Your goal: Without the pictures, repeat the listing character for character.

* start Data entries *

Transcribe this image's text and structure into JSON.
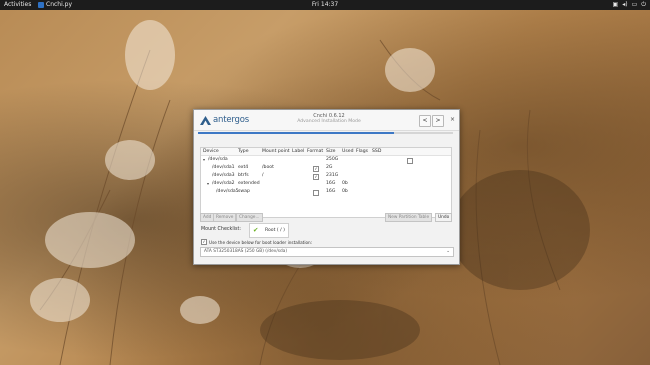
{
  "topbar": {
    "activities": "Activities",
    "app": "Cnchi.py",
    "clock": "Fri 14:37",
    "tray_icons": [
      "network-icon",
      "volume-icon",
      "battery-icon",
      "power-icon"
    ]
  },
  "window": {
    "logo_text": "antergos",
    "title": "Cnchi 0.6.12",
    "subtitle": "Advanced Installation Mode",
    "back_label": "<",
    "forward_label": ">",
    "close_label": "×",
    "progress": 0.77
  },
  "table": {
    "columns": [
      "Device",
      "Type",
      "Mount point",
      "Label",
      "Format",
      "Size",
      "Used",
      "Flags",
      "SSD"
    ],
    "rows": [
      {
        "expander": "▾",
        "device": "/dev/sda",
        "type": "",
        "mount": "",
        "format": "",
        "size": "250G",
        "used": "",
        "ssd_checkbox": true
      },
      {
        "expander": "",
        "device": "/dev/sda1",
        "type": "ext4",
        "mount": "/boot",
        "format": "✓",
        "size": "2G",
        "used": "",
        "ssd_checkbox": false
      },
      {
        "expander": "",
        "device": "/dev/sda3",
        "type": "btrfs",
        "mount": "/",
        "format": "✓",
        "size": "231G",
        "used": "",
        "ssd_checkbox": false
      },
      {
        "expander": "▾",
        "device": "/dev/sda2",
        "type": "extended",
        "mount": "",
        "format": "",
        "size": "16G",
        "used": "0b",
        "ssd_checkbox": false
      },
      {
        "expander": "",
        "device": "/dev/sda5",
        "type": "swap",
        "mount": "",
        "format": "☐",
        "size": "16G",
        "used": "0b",
        "ssd_checkbox": false
      }
    ]
  },
  "buttons": {
    "add": "Add",
    "remove": "Remove",
    "change": "Change...",
    "new_table": "New Partition Table",
    "undo": "Undo"
  },
  "mount_check": {
    "label": "Mount Checklist:",
    "item": "Root ( / )"
  },
  "bootloader": {
    "label": "Use the device below for boot loader installation:",
    "device": "ATA ST3250318AS (250 GB) (/dev/sda)"
  },
  "colors": {
    "accent": "#3d78c5",
    "ok": "#6ab022",
    "topbar": "#1c1c1c"
  }
}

* end Data entries *

Task result:
Transcribe this image's text and structure into JSON.
{
  "topbar": {
    "activities": "Activities",
    "app": "Cnchi.py",
    "clock": "Fri 14:37",
    "tray_icons": [
      "network-icon",
      "volume-icon",
      "battery-icon",
      "power-icon"
    ]
  },
  "window": {
    "logo_text": "antergos",
    "title": "Cnchi 0.6.12",
    "subtitle": "Advanced Installation Mode",
    "back_label": "<",
    "forward_label": ">",
    "close_label": "×",
    "progress": 0.77
  },
  "table": {
    "columns": [
      "Device",
      "Type",
      "Mount point",
      "Label",
      "Format",
      "Size",
      "Used",
      "Flags",
      "SSD"
    ],
    "rows": [
      {
        "expander": "▾",
        "device": "/dev/sda",
        "type": "",
        "mount": "",
        "format": "",
        "size": "250G",
        "used": "",
        "ssd_checkbox": true
      },
      {
        "expander": "",
        "device": "/dev/sda1",
        "type": "ext4",
        "mount": "/boot",
        "format": "✓",
        "size": "2G",
        "used": "",
        "ssd_checkbox": false
      },
      {
        "expander": "",
        "device": "/dev/sda3",
        "type": "btrfs",
        "mount": "/",
        "format": "✓",
        "size": "231G",
        "used": "",
        "ssd_checkbox": false
      },
      {
        "expander": "▾",
        "device": "/dev/sda2",
        "type": "extended",
        "mount": "",
        "format": "",
        "size": "16G",
        "used": "0b",
        "ssd_checkbox": false
      },
      {
        "expander": "",
        "device": "/dev/sda5",
        "type": "swap",
        "mount": "",
        "format": "☐",
        "size": "16G",
        "used": "0b",
        "ssd_checkbox": false
      }
    ]
  },
  "buttons": {
    "add": "Add",
    "remove": "Remove",
    "change": "Change...",
    "new_table": "New Partition Table",
    "undo": "Undo"
  },
  "mount_check": {
    "label": "Mount Checklist:",
    "item": "Root ( / )"
  },
  "bootloader": {
    "label": "Use the device below for boot loader installation:",
    "device": "ATA ST3250318AS (250 GB) (/dev/sda)"
  },
  "colors": {
    "accent": "#3d78c5",
    "ok": "#6ab022",
    "topbar": "#1c1c1c"
  }
}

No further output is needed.